» Directions for this task
Find "What data populates" in the material, then return exactly the line containing it and all lines after it to the end, leaving out pictures.

» Provided information
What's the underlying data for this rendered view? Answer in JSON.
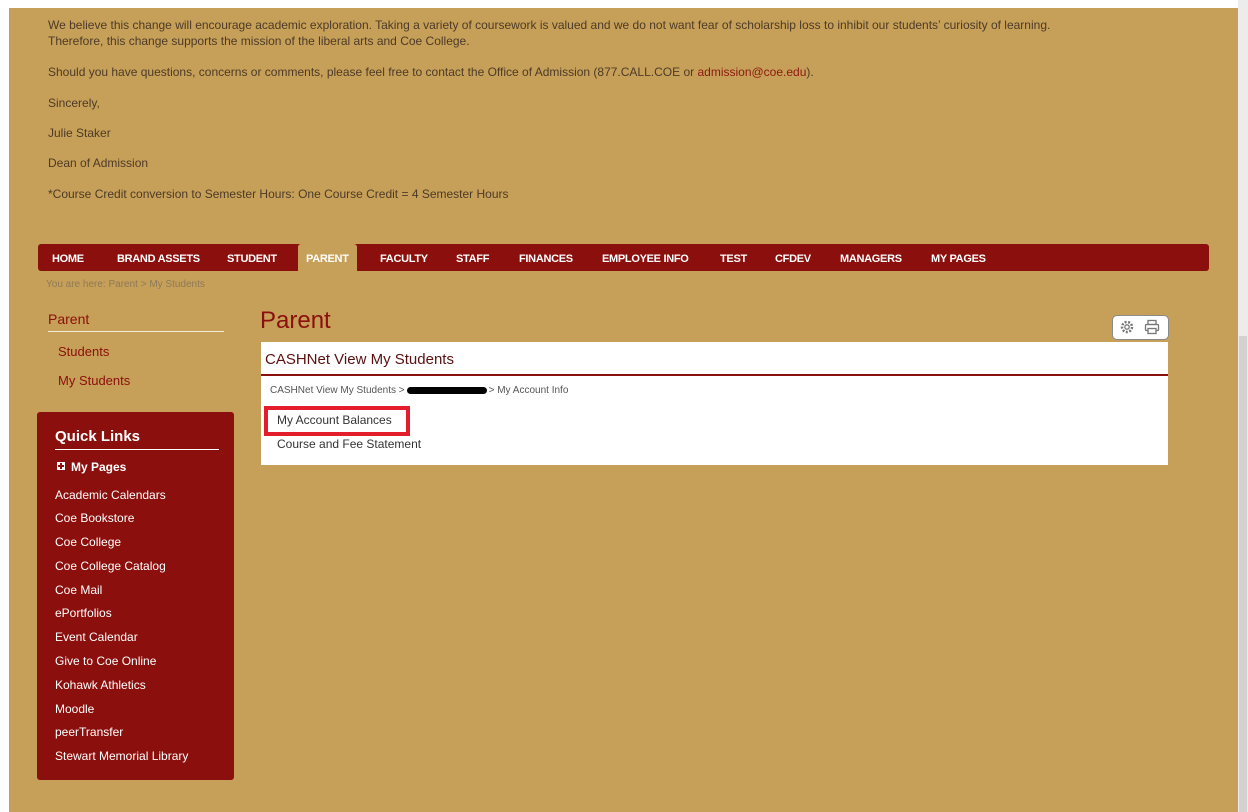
{
  "notice": {
    "para1": "We believe this change will encourage academic exploration. Taking a variety of coursework is valued and we do not want fear of scholarship loss to inhibit our students’ curiosity of learning.",
    "para1b": "Therefore, this change supports the mission of the liberal arts and Coe College.",
    "para2_pre": "Should you have questions, concerns or comments, please feel free to contact the Office of Admission (877.CALL.COE or ",
    "para2_link": "admission@coe.edu",
    "para2_post": ").",
    "closing": "Sincerely,",
    "signer": "Julie Staker",
    "signer_title": "Dean of Admission",
    "footnote": "*Course Credit conversion to Semester Hours: One Course Credit = 4 Semester Hours"
  },
  "nav": {
    "items": [
      "HOME",
      "BRAND ASSETS",
      "STUDENT",
      "PARENT",
      "FACULTY",
      "STAFF",
      "FINANCES",
      "EMPLOYEE INFO",
      "TEST",
      "CFDEV",
      "MANAGERS",
      "MY PAGES"
    ],
    "active": "PARENT"
  },
  "breadcrumb": "You are here:  Parent > My Students",
  "sidebar": {
    "title": "Parent",
    "links": [
      "Students",
      "My Students"
    ]
  },
  "quick_links": {
    "title": "Quick Links",
    "my_pages": "My Pages",
    "items": [
      "Academic Calendars",
      "Coe Bookstore",
      "Coe College",
      "Coe College Catalog",
      "Coe Mail",
      "ePortfolios",
      "Event Calendar",
      "Give to Coe Online",
      "Kohawk Athletics",
      "Moodle",
      "peerTransfer",
      "Stewart Memorial Library"
    ]
  },
  "main": {
    "title": "Parent",
    "panel_title": "CASHNet View My Students",
    "crumb_start": "CASHNet View My Students >",
    "crumb_end": "> My Account Info",
    "links": [
      "My Account Balances",
      "Course and Fee Statement"
    ]
  },
  "icons": {
    "settings": "gear-icon",
    "print": "printer-icon"
  },
  "colors": {
    "background": "#c69f58",
    "nav": "#8b0f0c",
    "highlight": "#e31d2b"
  }
}
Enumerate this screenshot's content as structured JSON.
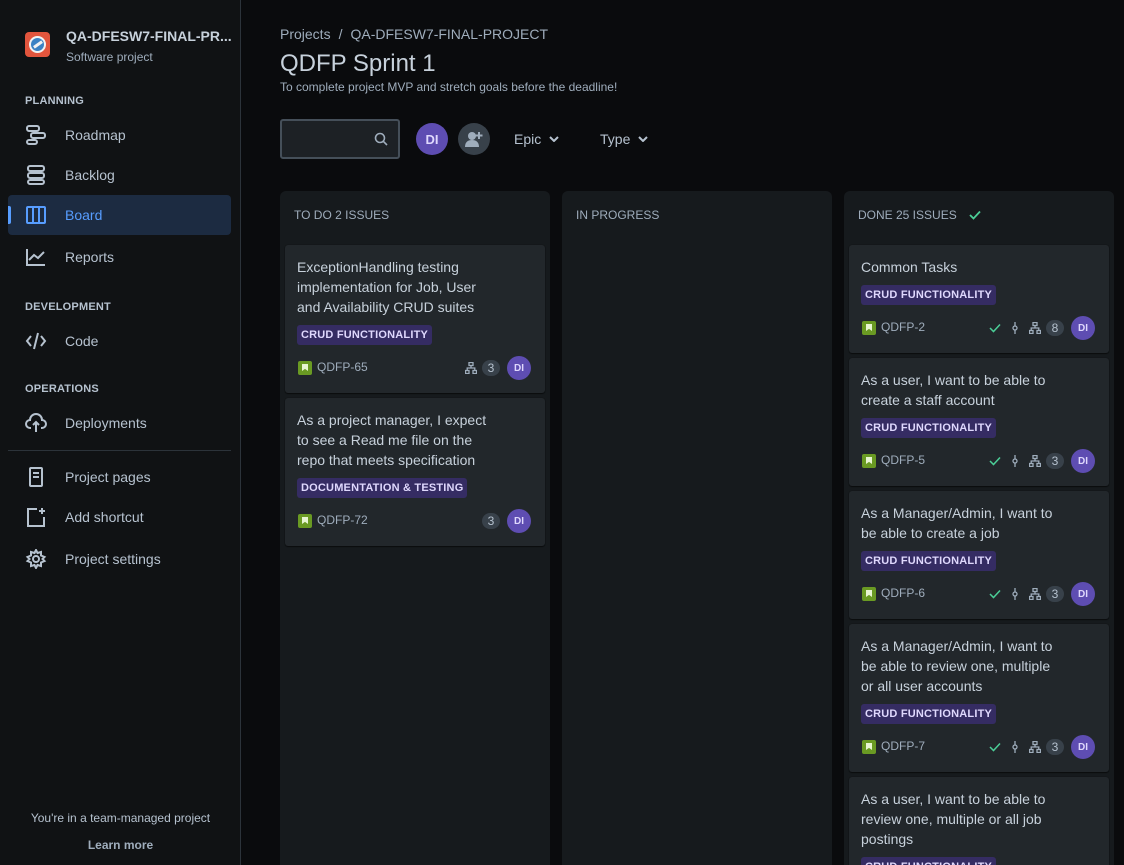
{
  "project": {
    "name": "QA-DFESW7-FINAL-PR...",
    "type": "Software project"
  },
  "sidebar": {
    "sections": {
      "planning": "PLANNING",
      "development": "DEVELOPMENT",
      "operations": "OPERATIONS"
    },
    "items": [
      {
        "label": "Roadmap",
        "icon": "roadmap-icon"
      },
      {
        "label": "Backlog",
        "icon": "backlog-icon"
      },
      {
        "label": "Board",
        "icon": "board-icon",
        "active": true
      },
      {
        "label": "Reports",
        "icon": "reports-icon"
      },
      {
        "label": "Code",
        "icon": "code-icon"
      },
      {
        "label": "Deployments",
        "icon": "cloud-upload-icon"
      },
      {
        "label": "Project pages",
        "icon": "page-icon"
      },
      {
        "label": "Add shortcut",
        "icon": "add-shortcut-icon"
      },
      {
        "label": "Project settings",
        "icon": "gear-icon"
      }
    ],
    "footer_text": "You're in a team-managed project",
    "footer_link": "Learn more"
  },
  "breadcrumb": {
    "projects": "Projects",
    "separator": "/",
    "current": "QA-DFESW7-FINAL-PROJECT"
  },
  "sprint": {
    "title": "QDFP Sprint 1",
    "goal": "To complete project MVP and stretch goals before the deadline!"
  },
  "toolbar": {
    "search_value": "",
    "avatar_initials": "DI",
    "filters": [
      "Epic",
      "Type"
    ]
  },
  "colors": {
    "accent": "#579dff",
    "avatar": "#5e4db2",
    "epic_bg": "#352c63",
    "story": "#6a9a23",
    "done_check": "#4bce97"
  },
  "columns": [
    {
      "title": "TO DO 2 ISSUES",
      "cards": [
        {
          "title": "ExceptionHandling testing implementation for Job, User and Availability CRUD suites",
          "epic": "CRUD FUNCTIONALITY",
          "key": "QDFP-65",
          "subtasks": "3",
          "assignee": "DI"
        },
        {
          "title": "As a project manager, I expect to see a Read me file on the repo that meets specification",
          "epic": "DOCUMENTATION & TESTING",
          "key": "QDFP-72",
          "subtasks": "3",
          "assignee": "DI"
        }
      ]
    },
    {
      "title": "IN PROGRESS",
      "cards": []
    },
    {
      "title": "DONE 25 ISSUES",
      "cards": [
        {
          "title": "Common Tasks",
          "epic": "CRUD FUNCTIONALITY",
          "key": "QDFP-2",
          "subtasks": "8",
          "assignee": "DI"
        },
        {
          "title": "As a user, I want to be able to create a staff account",
          "epic": "CRUD FUNCTIONALITY",
          "key": "QDFP-5",
          "subtasks": "3",
          "assignee": "DI"
        },
        {
          "title": "As a Manager/Admin, I want to be able to create a job",
          "epic": "CRUD FUNCTIONALITY",
          "key": "QDFP-6",
          "subtasks": "3",
          "assignee": "DI"
        },
        {
          "title": "As a Manager/Admin, I want to be able to review one, multiple or all user accounts",
          "epic": "CRUD FUNCTIONALITY",
          "key": "QDFP-7",
          "subtasks": "3",
          "assignee": "DI"
        },
        {
          "title": "As a user, I want to be able to review one, multiple or all job postings",
          "epic": "CRUD FUNCTIONALITY"
        }
      ]
    }
  ]
}
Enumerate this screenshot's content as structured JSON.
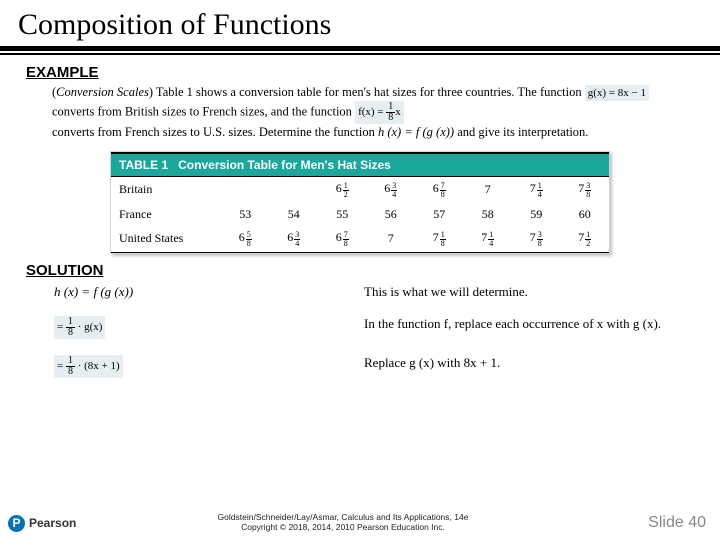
{
  "title": "Composition of Functions",
  "example_label": "EXAMPLE",
  "problem": {
    "topic": "Conversion Scales",
    "pre_g": ") Table 1 shows a conversion table for men's hat sizes for three countries.  The function ",
    "g_eq": {
      "lhs": "g(x) = 8x − 1"
    },
    "mid": " converts from British sizes to French sizes, and the function ",
    "f_eq": {
      "lhs": "f(x) = ",
      "num": "1",
      "den": "8",
      "rhs": "x"
    },
    "post": "converts from French sizes to U.S. sizes.  Determine the function ",
    "hdef": "h (x) = f (g (x))",
    "tail": " and give its interpretation."
  },
  "table": {
    "caption_strong": "TABLE 1",
    "caption_rest": "Conversion Table for Men's Hat Sizes",
    "rows": [
      {
        "label": "Britain",
        "cells": [
          {
            "w": "6",
            "n": "1",
            "d": "2"
          },
          {
            "w": "6",
            "n": "3",
            "d": "4"
          },
          {
            "w": "6",
            "n": "7",
            "d": "8"
          },
          {
            "w": "7"
          },
          {
            "w": "7",
            "n": "1",
            "d": "4"
          },
          {
            "w": "7",
            "n": "3",
            "d": "8"
          }
        ]
      },
      {
        "label": "France",
        "cells": [
          {
            "w": "53"
          },
          {
            "w": "54"
          },
          {
            "w": "55"
          },
          {
            "w": "56"
          },
          {
            "w": "57"
          },
          {
            "w": "58"
          },
          {
            "w": "59"
          },
          {
            "w": "60"
          }
        ]
      },
      {
        "label": "United States",
        "cells": [
          {
            "w": "6",
            "n": "5",
            "d": "8"
          },
          {
            "w": "6",
            "n": "3",
            "d": "4"
          },
          {
            "w": "6",
            "n": "7",
            "d": "8"
          },
          {
            "w": "7"
          },
          {
            "w": "7",
            "n": "1",
            "d": "8"
          },
          {
            "w": "7",
            "n": "1",
            "d": "4"
          },
          {
            "w": "7",
            "n": "3",
            "d": "8"
          },
          {
            "w": "7",
            "n": "1",
            "d": "2"
          }
        ]
      }
    ]
  },
  "solution_label": "SOLUTION",
  "solution": [
    {
      "lhs_text": "h (x) = f (g (x))",
      "rhs": "This is what we will determine."
    },
    {
      "lhs_eq": {
        "pre": "= ",
        "num": "1",
        "den": "8",
        "post": "· g(x)"
      },
      "rhs": "In the function f, replace each occurrence of x with g (x)."
    },
    {
      "lhs_eq": {
        "pre": "= ",
        "num": "1",
        "den": "8",
        "post": "· (8x + 1)"
      },
      "rhs": "Replace g (x) with 8x + 1."
    }
  ],
  "footer": {
    "logo_letter": "P",
    "logo_word": "Pearson",
    "line1": "Goldstein/Schneider/Lay/Asmar, Calculus and Its Applications, 14e",
    "line2": "Copyright © 2018, 2014, 2010 Pearson Education Inc.",
    "slide": "Slide 40"
  }
}
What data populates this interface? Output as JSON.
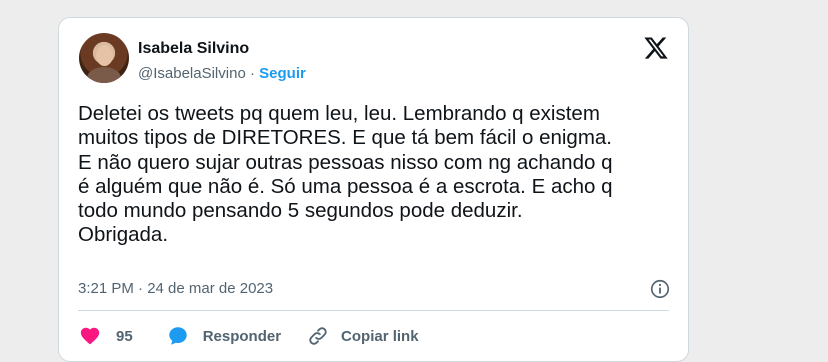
{
  "author": {
    "name": "Isabela Silvino",
    "handle": "@IsabelaSilvino",
    "separator": " · ",
    "follow_label": "Seguir"
  },
  "tweet": {
    "text": "Deletei os tweets pq quem leu, leu. Lembrando q existem\nmuitos tipos de DIRETORES. E que tá bem fácil o enigma.\nE não quero sujar outras pessoas nisso com ng achando q\né alguém que não é. Só uma pessoa é a escrota. E acho q\ntodo mundo pensando 5 segundos pode deduzir.\nObrigada.",
    "timestamp": "3:21 PM · 24 de mar de 2023"
  },
  "actions": {
    "like_count": "95",
    "reply_label": "Responder",
    "copy_link_label": "Copiar link"
  },
  "icons": {
    "platform": "x-logo-icon",
    "info": "info-icon",
    "like": "heart-icon",
    "reply": "speech-bubble-icon",
    "copy": "link-icon"
  },
  "colors": {
    "accent": "#1d9bf0",
    "like": "#f91880",
    "text": "#0f1419",
    "muted": "#536471"
  }
}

» Complete response
What data populates this interface? Output as JSON.
{
  "author": {
    "name": "Isabela Silvino",
    "handle": "@IsabelaSilvino",
    "separator": " · ",
    "follow_label": "Seguir"
  },
  "tweet": {
    "text": "Deletei os tweets pq quem leu, leu. Lembrando q existem\nmuitos tipos de DIRETORES. E que tá bem fácil o enigma.\nE não quero sujar outras pessoas nisso com ng achando q\né alguém que não é. Só uma pessoa é a escrota. E acho q\ntodo mundo pensando 5 segundos pode deduzir.\nObrigada.",
    "timestamp": "3:21 PM · 24 de mar de 2023"
  },
  "actions": {
    "like_count": "95",
    "reply_label": "Responder",
    "copy_link_label": "Copiar link"
  },
  "icons": {
    "platform": "x-logo-icon",
    "info": "info-icon",
    "like": "heart-icon",
    "reply": "speech-bubble-icon",
    "copy": "link-icon"
  },
  "colors": {
    "accent": "#1d9bf0",
    "like": "#f91880",
    "text": "#0f1419",
    "muted": "#536471"
  }
}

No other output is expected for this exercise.